→ TASK DIRECTIONS: Gather up all lines that carry the word "Sample".
----------------------------------------
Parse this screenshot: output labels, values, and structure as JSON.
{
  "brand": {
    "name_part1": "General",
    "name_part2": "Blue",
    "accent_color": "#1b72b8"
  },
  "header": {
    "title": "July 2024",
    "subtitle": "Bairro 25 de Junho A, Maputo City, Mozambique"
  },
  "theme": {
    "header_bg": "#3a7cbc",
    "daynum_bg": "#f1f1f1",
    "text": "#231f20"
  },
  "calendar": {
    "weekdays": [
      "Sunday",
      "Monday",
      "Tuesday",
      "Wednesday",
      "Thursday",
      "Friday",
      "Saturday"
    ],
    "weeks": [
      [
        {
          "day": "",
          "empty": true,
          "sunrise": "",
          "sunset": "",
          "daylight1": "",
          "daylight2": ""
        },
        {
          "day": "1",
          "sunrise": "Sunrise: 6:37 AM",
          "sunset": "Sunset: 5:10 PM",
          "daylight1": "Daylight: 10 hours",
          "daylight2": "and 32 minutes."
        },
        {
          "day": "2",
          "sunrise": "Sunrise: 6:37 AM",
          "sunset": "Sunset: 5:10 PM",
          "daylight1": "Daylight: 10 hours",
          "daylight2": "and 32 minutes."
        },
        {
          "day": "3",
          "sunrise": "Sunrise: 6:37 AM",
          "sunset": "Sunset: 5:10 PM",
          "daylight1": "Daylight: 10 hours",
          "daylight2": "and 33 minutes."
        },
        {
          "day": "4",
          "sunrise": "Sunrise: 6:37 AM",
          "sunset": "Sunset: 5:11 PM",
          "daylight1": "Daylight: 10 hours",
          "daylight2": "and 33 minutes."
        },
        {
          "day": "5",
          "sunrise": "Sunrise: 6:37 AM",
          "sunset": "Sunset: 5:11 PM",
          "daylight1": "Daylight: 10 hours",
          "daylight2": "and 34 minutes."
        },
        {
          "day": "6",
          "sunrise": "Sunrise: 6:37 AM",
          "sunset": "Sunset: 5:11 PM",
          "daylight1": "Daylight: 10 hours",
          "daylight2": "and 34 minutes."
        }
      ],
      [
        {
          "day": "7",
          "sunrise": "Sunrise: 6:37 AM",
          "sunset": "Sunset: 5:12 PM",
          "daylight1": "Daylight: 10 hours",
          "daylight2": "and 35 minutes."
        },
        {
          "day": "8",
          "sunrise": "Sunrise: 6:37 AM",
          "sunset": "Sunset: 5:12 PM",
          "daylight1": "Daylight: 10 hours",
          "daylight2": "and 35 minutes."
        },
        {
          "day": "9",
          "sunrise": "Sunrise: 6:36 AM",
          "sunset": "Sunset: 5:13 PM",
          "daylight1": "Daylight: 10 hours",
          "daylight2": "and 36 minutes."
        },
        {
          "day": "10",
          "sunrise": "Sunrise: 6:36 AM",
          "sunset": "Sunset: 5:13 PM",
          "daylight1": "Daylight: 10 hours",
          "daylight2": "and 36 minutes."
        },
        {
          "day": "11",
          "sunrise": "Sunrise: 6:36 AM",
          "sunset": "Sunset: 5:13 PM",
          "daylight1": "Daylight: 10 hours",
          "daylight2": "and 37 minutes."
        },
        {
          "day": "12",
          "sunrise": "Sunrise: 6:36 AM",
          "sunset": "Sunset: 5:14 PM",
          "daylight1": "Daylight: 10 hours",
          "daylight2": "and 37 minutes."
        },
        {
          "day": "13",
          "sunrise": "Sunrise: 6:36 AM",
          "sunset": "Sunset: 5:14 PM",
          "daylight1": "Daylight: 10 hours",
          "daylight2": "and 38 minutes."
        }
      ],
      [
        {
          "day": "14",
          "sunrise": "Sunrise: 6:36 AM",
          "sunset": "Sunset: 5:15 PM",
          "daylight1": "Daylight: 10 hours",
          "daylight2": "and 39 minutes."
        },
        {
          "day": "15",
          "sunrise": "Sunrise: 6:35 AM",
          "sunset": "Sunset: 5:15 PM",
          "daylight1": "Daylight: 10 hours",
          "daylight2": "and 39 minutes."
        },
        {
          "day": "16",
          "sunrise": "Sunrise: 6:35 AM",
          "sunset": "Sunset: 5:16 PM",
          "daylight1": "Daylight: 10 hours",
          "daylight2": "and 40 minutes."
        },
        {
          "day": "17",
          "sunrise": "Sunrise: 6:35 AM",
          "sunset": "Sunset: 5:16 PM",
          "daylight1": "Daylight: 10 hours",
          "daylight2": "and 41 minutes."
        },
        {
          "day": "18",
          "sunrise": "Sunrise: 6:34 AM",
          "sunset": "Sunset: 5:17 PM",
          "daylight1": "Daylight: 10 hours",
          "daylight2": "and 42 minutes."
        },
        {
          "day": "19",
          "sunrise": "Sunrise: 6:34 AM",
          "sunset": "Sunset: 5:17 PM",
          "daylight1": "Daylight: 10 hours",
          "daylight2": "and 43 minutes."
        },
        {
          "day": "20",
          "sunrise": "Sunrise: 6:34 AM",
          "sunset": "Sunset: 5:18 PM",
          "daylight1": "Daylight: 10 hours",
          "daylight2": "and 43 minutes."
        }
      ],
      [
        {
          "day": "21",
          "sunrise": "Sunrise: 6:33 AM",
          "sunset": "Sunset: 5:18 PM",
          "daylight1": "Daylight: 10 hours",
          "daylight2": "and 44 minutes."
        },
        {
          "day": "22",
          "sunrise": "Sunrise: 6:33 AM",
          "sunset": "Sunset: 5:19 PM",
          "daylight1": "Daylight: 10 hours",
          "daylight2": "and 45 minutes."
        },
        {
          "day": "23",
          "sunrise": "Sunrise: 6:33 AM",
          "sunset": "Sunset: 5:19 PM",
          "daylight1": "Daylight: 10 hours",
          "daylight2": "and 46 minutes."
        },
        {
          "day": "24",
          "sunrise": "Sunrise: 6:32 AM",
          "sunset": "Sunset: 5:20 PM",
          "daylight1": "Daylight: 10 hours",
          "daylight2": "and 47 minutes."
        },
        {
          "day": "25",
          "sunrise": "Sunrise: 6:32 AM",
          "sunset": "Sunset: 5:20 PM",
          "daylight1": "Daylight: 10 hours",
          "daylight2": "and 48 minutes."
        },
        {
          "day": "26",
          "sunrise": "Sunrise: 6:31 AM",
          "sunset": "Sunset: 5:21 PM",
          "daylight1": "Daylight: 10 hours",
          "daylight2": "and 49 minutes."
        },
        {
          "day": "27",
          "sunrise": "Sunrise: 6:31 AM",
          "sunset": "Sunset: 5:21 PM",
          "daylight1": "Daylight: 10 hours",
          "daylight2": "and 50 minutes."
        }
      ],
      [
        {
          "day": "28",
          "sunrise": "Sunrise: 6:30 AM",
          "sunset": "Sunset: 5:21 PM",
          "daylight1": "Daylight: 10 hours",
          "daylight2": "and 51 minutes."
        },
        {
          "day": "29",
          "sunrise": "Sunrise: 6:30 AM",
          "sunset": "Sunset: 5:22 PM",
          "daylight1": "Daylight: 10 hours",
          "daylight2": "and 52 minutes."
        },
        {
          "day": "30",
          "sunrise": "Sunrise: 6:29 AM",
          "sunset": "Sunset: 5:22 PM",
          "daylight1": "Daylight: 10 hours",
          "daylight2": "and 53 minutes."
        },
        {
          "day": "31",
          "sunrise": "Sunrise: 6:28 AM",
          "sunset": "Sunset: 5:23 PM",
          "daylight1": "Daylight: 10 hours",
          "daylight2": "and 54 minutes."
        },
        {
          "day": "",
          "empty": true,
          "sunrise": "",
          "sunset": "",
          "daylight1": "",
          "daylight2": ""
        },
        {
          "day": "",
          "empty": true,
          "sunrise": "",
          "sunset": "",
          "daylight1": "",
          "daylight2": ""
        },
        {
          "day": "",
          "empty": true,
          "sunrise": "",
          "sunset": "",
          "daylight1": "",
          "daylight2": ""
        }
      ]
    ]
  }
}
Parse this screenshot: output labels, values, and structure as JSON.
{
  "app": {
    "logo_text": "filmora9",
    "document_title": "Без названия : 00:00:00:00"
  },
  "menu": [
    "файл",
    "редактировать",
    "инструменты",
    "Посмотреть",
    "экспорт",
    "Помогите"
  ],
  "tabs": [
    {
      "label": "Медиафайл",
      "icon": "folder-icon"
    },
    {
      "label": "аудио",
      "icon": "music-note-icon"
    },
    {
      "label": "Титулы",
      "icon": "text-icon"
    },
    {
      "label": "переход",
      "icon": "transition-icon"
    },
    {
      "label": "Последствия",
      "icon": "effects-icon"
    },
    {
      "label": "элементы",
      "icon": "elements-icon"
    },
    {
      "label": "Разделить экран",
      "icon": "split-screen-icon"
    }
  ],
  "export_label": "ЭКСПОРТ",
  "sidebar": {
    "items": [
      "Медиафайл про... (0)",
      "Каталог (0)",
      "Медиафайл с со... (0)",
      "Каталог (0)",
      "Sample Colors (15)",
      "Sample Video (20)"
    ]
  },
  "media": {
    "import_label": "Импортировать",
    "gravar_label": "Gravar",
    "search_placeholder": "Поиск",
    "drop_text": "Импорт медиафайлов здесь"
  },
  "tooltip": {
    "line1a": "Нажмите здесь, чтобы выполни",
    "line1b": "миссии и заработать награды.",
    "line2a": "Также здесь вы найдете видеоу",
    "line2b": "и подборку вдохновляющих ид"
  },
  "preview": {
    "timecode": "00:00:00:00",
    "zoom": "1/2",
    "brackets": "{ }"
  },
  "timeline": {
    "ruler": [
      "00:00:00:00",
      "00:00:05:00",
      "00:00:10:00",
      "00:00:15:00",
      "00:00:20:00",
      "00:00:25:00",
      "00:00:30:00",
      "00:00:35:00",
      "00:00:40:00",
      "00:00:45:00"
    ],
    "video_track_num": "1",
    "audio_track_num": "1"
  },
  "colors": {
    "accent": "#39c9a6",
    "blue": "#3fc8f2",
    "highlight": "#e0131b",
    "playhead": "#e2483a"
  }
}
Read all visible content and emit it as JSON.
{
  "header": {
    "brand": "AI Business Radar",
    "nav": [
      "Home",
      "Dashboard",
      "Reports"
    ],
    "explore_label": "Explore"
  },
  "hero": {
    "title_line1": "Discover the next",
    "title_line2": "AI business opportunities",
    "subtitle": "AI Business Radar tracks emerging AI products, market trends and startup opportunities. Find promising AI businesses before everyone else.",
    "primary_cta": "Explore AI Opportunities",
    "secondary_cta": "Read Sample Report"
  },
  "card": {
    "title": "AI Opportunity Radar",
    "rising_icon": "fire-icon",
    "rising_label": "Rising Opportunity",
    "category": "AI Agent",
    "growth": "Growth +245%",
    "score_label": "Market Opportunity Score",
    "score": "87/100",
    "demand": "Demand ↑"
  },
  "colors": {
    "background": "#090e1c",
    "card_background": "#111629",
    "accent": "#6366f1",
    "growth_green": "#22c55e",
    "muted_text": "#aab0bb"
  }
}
----------------------------------------
→ RESPONSE TO THIS TASK:
      "Sample Colors (15)",
      "Sample Video (20)"
    "secondary_cta": "Read Sample Report"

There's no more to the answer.